__Document excerpt__:
We arrived in Dalhart, TX around or just after 4:00 pm. After receiving some nowcasting information, we decided to stick with the still intensifying storm which was now bearing down on Dalhart. The inflow winds going into this storm were incredible. They were probably sustained at nearly 35 mph, but gusting to 50 or 60 at times! Very incredible situation.

We proceeded northeast on 54. The storm had yet to produce a well defined wall cloud. It seemed like it was still trying to get its act together.

Once we were headed north on state highway 807, the storm began to rapidly intensify. The inflow increased even more, and a wall cloud rapidly developed. By the time I actually noticed the wall cloud, a large bowl funnel was in the process of touching down. This wall cloud was enormous, probably 7-10 miles to our west, and rapidly rotating.

Large wall cloud

Multiple vortex tornado

Two tornadoes!


The larege bowl funnel briefly touched down as a wedge, then quickly became a multiple vortex tornado! Even though it was a couple miles away, I could clearly see multiple vorticies touching the ground. At this time, the tornado was moving east, however, I believe the storm itself was still moving northeast. The tornado continued on a nearly due east path, while the wall cloud continued to grow in size. (At this point I am not certain as to whether the next tornado touched down under the same wall cloud, or whether a second mesocylone formed on the north side of the original wall cloud. But it seemed from our frame of reference that the wall cloud grew to a very large size and a second tornado touched down on its north side).

Suddenly, out of the blew, Simon yells, "Oh my gosh, is that a wedge?.....It is! Jim, there's a wedge on the ground!" I looked to the northwest (north of the tornado) and to my comlete amazment there layed a large, dark wedge tornado! How amazing is that? Never in my wildest dreams did I ever think I'd witness two photogenic tornadoes at the same time. From what I could tell, this tornado had either formed on the northern side of the same wall cloud as the first tornado, or it was another mesocyclone entirely. I don't think I'll ever know which case is correct. However, I am 100% sure the first tornado (smaller one) was NOT a satellite tornado like some other chasers claim. These were clearly two seperate tornadic circulations, clearly not rotating around one another and both were cyclonic.

__Required tasks__:
[1] For each statement about the storm chase account, answer yes or no and quote the words of the account that decide it: (a) The chasers drove northeast on 54. (b) The first tornado moved northeast. (c) The writer is certain the smaller tornado was a satellite tornado.
[2] Extend the storm chase account, picking up right after its final sentence.
The lines that come next have no connection to the storm chase account.

Source data:
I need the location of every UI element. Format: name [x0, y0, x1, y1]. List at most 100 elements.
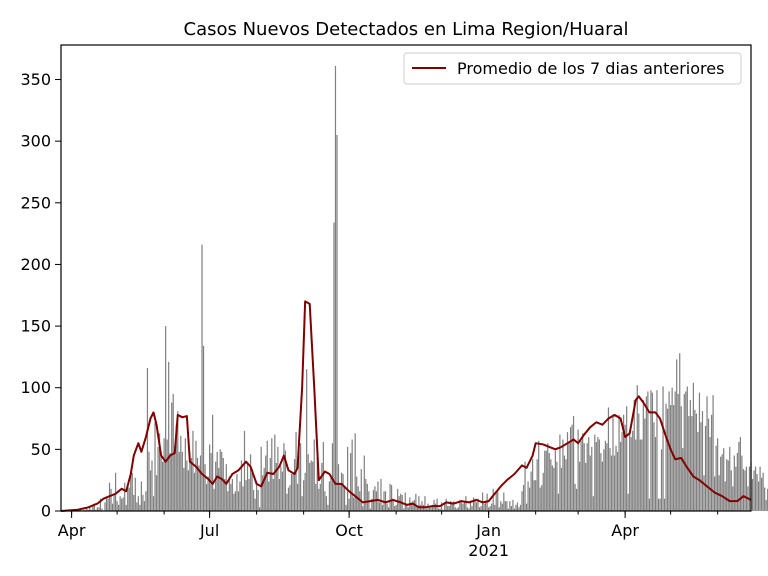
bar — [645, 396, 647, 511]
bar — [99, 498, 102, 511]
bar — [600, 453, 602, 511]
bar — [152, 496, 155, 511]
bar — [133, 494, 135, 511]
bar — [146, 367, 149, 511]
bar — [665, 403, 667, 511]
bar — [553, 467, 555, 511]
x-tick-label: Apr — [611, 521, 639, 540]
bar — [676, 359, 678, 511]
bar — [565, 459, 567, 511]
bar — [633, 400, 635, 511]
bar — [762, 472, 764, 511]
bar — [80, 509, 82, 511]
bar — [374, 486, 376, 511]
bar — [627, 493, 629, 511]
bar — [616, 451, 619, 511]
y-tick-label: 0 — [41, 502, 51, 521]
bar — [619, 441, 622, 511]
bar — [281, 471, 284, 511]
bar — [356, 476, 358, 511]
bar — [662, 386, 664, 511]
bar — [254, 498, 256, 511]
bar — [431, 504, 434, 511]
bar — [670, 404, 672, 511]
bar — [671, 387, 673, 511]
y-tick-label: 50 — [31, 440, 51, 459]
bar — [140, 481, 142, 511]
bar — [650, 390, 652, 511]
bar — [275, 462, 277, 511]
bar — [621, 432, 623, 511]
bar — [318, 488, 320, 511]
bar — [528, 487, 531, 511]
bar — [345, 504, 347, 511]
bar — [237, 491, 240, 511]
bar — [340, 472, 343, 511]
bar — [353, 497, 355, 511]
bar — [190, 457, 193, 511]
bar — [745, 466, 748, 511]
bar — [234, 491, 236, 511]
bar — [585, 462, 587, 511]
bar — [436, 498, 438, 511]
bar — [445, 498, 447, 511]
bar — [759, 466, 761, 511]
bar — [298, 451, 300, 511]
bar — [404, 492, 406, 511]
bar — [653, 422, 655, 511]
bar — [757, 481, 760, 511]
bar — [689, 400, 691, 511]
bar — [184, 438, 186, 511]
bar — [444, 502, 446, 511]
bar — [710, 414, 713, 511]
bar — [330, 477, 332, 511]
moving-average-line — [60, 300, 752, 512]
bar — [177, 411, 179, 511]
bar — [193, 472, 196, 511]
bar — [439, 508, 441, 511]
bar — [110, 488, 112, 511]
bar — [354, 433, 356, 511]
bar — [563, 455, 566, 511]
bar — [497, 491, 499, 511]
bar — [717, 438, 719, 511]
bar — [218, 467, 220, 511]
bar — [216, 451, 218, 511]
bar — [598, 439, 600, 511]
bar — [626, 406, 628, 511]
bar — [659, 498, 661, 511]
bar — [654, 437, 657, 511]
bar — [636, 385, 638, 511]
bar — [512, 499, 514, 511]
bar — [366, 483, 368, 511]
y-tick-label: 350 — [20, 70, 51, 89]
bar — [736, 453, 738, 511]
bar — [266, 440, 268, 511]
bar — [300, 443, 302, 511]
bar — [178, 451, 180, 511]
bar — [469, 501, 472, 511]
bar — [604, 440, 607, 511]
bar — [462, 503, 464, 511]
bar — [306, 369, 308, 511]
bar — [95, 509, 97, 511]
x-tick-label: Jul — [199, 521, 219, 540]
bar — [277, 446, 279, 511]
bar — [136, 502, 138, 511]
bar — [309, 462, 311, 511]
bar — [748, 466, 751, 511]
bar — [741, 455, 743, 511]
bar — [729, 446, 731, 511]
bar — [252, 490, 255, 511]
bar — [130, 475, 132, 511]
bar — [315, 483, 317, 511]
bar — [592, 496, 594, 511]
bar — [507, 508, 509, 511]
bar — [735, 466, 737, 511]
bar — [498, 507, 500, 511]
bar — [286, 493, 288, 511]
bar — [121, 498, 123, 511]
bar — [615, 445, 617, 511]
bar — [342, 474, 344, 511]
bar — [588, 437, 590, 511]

* * *

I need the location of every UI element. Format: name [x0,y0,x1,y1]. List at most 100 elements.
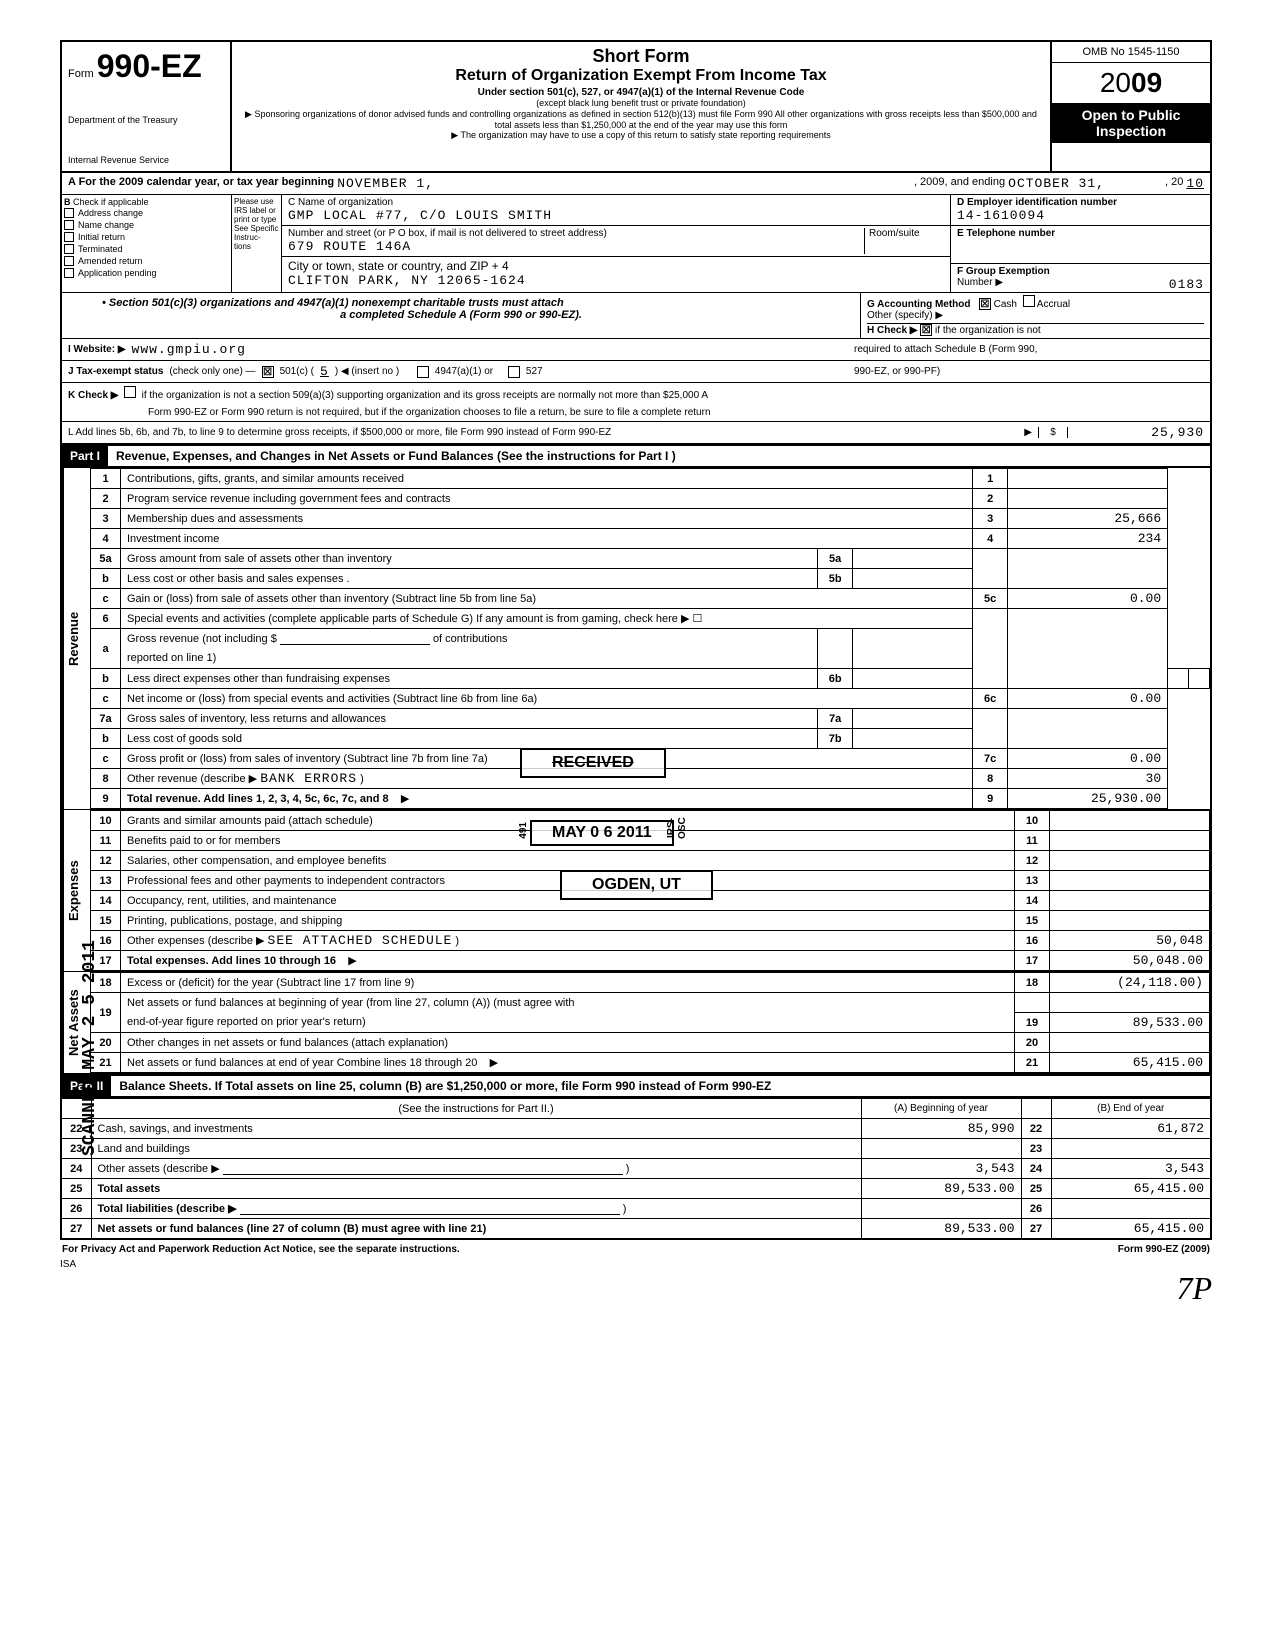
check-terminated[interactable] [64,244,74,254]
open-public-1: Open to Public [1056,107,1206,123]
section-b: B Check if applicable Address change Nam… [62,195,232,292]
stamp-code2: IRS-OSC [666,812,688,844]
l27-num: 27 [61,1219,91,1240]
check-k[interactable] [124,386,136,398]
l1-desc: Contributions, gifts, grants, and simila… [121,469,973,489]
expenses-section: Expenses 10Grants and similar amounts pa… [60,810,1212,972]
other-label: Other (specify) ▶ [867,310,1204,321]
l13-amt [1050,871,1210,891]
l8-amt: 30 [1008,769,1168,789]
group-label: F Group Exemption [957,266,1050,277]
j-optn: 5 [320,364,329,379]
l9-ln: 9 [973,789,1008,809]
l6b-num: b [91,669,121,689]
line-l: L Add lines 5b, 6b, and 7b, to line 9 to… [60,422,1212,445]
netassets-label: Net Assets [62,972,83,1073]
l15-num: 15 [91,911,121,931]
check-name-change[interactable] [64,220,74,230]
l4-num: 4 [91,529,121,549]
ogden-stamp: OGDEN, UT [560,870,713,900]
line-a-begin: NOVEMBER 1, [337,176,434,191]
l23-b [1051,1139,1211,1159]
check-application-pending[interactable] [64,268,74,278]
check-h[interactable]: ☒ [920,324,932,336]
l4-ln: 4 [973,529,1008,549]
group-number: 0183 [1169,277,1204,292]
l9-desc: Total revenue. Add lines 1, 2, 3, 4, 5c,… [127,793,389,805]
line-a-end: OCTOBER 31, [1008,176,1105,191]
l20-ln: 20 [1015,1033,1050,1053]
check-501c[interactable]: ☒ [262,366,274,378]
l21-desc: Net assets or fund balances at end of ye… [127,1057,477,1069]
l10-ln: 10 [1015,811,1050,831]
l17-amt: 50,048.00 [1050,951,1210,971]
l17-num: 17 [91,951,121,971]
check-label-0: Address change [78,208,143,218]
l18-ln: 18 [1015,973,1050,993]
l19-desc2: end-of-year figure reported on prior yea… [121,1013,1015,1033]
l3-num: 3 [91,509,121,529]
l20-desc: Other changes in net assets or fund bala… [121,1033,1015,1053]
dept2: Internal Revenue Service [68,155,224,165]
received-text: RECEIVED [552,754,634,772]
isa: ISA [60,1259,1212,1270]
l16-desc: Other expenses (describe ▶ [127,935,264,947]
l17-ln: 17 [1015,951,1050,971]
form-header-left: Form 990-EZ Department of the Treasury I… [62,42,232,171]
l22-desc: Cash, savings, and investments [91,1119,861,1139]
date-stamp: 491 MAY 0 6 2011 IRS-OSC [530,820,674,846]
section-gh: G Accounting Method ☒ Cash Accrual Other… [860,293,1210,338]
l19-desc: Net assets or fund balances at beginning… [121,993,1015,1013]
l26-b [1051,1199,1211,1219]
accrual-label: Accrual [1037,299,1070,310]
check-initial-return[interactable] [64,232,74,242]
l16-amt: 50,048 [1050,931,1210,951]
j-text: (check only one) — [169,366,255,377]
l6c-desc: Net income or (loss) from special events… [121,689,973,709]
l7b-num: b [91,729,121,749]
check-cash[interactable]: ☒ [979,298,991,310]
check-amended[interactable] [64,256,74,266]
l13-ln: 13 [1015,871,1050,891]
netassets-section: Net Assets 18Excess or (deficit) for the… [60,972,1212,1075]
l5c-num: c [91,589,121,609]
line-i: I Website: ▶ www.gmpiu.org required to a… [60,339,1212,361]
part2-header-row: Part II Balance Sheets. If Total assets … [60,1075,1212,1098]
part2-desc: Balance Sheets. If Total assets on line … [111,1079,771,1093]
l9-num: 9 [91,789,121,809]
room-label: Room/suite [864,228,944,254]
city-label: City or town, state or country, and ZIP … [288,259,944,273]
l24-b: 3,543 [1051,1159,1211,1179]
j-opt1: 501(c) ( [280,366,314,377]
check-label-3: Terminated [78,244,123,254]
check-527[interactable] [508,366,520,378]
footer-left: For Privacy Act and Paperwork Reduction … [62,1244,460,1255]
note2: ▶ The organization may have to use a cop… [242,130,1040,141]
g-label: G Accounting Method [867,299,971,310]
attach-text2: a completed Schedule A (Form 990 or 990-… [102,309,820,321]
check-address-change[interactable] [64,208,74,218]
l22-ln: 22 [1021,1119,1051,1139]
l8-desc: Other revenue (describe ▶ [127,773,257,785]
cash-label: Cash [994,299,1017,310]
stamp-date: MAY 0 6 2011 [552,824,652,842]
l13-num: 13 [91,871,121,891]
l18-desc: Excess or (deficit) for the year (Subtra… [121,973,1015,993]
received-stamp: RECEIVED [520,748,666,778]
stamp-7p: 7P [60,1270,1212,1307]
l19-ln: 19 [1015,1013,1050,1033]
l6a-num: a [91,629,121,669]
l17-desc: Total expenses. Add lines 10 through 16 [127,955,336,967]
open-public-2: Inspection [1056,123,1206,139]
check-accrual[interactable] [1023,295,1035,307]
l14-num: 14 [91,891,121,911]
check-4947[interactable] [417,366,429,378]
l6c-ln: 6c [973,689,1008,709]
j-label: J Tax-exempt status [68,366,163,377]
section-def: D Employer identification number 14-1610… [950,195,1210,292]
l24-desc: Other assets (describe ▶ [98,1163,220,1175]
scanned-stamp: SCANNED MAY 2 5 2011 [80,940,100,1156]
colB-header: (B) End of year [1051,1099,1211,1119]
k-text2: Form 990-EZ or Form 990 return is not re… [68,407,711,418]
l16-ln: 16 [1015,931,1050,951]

__Exercise responses__:
[1]
(a) Yes: "We proceeded northeast on 54."
(b) No: "At this time, the tornado was moving east"
(c) No: "I am 100% sure the first tornado (smaller one) was NOT a satellite tornado"

[2]
As the first tornado was getting closer, I prepared myself to grab the camera and tripod and jump in the car. The tornado was forming a large bowl funnel with multiple vorticies rotating within it. It was certainly one of the best chase moments of my life. Once it got about 1/4 mile from the road, we jumped in the car and started heading north.

As the large wedge raged on, it was beginning to dominate it's local environment. The large wedge actually caused the first tornado to become occluded. Thus, the first tornado began it's dissipating stage, and what an amazing dissipating stage it was. It turned into a beautiful cone/stove pipe just a couple hundred yards west of us. That lifted and a rope quickly touched down, and evolved into an elephant trunk in a matter of seconds, and then began to dissipate. By this time we were now just to the northeast of the tornado, but southeast of the large wedge! A "chaser frenzy", as Simon put it, passed us heading southbound on the road. We counted 14 cars, all of which probably thought the elephant trunk was a satellite tornado and just freaked out! We knew what was going on, and were apparently the only ones who can claim that, so were the only chasers inbetween these two maginficent tornadoes!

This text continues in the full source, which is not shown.